== Exercise directions ==
Go through the entries and say how many lines contain the string "Capital". The number is the whole answer.

......

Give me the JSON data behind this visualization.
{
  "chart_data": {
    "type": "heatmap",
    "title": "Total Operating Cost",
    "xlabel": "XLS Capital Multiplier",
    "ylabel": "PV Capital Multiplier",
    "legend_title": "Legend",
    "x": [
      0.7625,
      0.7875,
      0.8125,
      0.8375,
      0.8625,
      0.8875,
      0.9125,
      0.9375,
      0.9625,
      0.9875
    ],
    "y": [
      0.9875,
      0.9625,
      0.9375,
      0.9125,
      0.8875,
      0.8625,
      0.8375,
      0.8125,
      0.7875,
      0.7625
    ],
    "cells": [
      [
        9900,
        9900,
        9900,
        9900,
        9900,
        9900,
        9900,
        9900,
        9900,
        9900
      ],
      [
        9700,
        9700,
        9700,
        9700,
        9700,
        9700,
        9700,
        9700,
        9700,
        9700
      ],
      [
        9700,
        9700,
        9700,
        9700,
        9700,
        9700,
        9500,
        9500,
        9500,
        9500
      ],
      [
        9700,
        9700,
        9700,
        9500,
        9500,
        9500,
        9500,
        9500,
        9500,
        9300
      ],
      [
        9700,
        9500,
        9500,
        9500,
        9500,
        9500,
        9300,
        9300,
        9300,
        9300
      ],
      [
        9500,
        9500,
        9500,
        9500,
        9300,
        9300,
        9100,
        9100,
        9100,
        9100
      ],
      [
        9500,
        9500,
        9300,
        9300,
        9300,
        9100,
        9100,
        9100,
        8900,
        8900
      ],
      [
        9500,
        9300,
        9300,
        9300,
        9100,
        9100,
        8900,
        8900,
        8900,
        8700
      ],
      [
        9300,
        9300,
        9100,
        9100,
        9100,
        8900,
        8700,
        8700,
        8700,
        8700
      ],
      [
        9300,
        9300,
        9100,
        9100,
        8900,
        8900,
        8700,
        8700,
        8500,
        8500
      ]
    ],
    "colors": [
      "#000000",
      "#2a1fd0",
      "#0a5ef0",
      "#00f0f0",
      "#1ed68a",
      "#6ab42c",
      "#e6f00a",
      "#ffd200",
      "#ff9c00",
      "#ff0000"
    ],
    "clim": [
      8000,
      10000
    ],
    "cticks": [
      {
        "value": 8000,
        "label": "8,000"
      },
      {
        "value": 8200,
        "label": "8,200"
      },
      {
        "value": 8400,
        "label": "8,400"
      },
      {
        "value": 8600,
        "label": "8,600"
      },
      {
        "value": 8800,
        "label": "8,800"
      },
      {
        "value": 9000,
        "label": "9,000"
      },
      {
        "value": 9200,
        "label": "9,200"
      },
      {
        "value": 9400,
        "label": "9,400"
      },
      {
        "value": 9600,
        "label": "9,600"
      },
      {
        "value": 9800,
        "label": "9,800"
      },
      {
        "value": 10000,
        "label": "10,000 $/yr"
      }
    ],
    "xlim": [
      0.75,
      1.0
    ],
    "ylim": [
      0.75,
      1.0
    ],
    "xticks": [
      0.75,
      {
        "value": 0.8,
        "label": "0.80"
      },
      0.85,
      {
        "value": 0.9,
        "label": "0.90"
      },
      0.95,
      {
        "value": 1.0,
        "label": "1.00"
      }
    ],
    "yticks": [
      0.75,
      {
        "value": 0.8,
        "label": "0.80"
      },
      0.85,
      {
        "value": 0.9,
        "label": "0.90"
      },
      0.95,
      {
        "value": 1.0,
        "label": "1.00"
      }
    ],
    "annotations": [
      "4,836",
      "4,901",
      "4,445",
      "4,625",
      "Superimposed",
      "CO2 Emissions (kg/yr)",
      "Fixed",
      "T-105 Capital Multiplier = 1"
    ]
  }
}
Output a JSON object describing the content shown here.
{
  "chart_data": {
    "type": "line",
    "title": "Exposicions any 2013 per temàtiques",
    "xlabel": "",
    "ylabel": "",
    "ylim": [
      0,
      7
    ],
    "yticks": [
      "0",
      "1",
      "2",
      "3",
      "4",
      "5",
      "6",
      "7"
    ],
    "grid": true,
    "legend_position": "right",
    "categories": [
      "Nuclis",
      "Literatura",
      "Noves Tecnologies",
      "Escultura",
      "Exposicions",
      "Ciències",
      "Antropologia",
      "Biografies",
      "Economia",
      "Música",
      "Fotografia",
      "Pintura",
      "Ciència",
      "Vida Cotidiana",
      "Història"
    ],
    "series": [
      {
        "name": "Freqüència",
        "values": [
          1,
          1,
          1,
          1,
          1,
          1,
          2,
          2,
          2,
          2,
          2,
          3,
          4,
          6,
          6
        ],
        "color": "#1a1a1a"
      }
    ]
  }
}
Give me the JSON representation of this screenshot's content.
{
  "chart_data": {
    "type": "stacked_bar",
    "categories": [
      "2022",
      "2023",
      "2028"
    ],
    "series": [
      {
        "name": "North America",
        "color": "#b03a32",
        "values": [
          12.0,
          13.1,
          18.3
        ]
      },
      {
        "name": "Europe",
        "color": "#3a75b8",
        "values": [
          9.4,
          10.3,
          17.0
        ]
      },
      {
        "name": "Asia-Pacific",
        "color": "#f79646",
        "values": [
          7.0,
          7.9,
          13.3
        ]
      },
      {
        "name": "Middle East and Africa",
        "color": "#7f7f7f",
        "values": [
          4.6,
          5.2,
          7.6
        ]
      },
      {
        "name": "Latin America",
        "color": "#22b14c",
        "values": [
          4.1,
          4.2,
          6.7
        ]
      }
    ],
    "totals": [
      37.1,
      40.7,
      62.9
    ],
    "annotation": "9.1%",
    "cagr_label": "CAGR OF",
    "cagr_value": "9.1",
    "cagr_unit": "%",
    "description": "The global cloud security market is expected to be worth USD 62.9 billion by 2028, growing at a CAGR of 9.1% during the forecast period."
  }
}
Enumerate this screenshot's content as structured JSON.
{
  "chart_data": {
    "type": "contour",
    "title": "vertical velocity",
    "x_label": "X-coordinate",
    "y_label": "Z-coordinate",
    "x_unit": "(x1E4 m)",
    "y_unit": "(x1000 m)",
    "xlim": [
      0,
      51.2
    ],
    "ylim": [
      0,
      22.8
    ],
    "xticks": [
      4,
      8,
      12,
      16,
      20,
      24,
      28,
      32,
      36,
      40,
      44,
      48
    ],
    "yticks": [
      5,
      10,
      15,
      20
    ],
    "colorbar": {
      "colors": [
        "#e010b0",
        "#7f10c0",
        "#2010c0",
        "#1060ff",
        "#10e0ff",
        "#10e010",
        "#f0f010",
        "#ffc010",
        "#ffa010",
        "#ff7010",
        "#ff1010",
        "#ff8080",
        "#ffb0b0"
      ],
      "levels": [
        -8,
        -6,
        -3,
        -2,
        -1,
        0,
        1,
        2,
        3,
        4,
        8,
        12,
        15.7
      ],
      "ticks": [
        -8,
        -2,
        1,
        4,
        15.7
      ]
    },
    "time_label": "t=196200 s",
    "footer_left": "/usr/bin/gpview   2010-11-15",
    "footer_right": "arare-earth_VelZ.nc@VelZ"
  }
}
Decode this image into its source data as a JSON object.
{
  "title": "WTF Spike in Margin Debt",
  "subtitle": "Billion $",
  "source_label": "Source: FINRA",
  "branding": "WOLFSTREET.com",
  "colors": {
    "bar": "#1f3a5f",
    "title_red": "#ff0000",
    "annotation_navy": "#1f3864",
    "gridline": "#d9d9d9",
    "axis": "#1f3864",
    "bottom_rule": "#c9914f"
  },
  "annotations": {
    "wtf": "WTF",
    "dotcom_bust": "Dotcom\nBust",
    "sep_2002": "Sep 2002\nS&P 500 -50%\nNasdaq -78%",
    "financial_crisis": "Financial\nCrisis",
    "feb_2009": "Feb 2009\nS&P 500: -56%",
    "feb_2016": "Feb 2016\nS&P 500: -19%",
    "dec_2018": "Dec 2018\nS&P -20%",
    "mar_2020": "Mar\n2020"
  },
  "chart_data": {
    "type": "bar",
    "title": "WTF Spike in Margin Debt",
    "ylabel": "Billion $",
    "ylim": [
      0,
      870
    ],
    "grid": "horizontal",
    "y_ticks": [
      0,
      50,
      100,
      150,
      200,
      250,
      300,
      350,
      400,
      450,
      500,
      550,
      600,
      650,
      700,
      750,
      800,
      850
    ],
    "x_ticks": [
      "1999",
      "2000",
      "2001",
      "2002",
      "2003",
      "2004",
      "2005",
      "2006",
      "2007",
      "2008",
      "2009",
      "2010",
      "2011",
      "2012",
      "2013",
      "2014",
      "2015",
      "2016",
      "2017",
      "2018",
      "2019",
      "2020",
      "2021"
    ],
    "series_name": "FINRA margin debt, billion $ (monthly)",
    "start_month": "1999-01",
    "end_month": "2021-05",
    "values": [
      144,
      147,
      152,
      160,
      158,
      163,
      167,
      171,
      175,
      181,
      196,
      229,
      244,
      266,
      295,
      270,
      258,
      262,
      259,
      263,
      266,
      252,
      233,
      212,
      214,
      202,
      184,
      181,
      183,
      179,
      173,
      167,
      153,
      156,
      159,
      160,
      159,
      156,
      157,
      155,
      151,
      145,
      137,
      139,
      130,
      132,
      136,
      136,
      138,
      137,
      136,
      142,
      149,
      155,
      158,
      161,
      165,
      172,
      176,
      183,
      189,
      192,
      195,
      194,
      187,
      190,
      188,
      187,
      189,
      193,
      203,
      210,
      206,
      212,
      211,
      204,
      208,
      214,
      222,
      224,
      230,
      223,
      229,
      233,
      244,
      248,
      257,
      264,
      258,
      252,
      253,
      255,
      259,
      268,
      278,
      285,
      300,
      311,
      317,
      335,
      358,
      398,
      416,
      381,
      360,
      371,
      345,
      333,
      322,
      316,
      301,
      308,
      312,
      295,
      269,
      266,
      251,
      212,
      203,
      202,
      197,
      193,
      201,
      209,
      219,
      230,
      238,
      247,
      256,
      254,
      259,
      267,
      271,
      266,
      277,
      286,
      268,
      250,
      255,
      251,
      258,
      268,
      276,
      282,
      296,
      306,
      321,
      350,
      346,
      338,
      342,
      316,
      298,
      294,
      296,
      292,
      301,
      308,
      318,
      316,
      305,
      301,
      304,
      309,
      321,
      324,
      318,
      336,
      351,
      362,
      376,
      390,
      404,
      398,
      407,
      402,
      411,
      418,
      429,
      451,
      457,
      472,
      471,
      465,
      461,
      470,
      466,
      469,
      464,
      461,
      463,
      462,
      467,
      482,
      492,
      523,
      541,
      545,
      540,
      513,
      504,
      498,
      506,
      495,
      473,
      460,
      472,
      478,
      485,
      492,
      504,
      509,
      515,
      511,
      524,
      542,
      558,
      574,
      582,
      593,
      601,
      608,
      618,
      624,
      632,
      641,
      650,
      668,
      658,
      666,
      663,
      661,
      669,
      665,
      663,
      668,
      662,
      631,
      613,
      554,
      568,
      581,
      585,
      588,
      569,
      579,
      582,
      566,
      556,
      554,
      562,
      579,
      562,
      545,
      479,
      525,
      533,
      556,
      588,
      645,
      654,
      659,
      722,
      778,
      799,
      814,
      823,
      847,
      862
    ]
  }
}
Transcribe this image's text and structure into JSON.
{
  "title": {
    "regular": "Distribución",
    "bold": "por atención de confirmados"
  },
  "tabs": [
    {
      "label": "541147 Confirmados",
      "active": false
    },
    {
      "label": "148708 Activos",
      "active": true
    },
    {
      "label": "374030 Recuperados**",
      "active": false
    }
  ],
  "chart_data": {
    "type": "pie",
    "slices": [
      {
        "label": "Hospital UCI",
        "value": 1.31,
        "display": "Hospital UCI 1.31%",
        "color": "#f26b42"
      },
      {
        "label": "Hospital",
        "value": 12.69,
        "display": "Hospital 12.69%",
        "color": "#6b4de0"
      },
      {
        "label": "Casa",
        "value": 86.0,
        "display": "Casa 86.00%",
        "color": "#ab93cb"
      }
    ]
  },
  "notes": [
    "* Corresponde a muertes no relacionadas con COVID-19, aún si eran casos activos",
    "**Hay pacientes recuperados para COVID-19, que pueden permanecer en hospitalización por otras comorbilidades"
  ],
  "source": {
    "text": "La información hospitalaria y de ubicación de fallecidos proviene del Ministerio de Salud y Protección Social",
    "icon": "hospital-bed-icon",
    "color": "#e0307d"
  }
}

......

== Response to this task ==
3